PROBLEM DETAILS:
Check each line of the listing below for the string "value", and give only how many lines hold it.

MATERIALS PROVIDED:
* * *
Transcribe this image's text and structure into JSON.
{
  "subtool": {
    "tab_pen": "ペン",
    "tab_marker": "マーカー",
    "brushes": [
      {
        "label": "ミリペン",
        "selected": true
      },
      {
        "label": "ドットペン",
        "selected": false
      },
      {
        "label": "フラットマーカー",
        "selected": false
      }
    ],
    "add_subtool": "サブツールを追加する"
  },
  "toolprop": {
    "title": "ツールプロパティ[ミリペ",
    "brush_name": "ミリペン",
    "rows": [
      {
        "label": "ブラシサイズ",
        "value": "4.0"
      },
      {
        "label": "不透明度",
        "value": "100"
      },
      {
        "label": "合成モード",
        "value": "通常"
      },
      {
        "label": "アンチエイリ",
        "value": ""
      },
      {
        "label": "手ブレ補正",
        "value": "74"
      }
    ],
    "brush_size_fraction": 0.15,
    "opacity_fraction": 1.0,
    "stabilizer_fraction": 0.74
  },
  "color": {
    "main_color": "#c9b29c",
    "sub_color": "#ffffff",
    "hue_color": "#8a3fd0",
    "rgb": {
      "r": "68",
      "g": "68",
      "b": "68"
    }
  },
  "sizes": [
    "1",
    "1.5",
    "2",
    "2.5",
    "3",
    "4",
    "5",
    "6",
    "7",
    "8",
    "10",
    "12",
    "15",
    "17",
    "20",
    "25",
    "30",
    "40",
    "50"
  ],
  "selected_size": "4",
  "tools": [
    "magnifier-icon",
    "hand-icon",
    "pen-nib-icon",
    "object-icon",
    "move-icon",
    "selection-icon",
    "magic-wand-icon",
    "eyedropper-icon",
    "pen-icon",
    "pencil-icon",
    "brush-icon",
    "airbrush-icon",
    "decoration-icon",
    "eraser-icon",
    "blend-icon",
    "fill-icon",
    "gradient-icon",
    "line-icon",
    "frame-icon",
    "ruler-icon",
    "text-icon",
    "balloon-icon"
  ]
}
* * *
RESULT FOR THIS EXERCISE:
5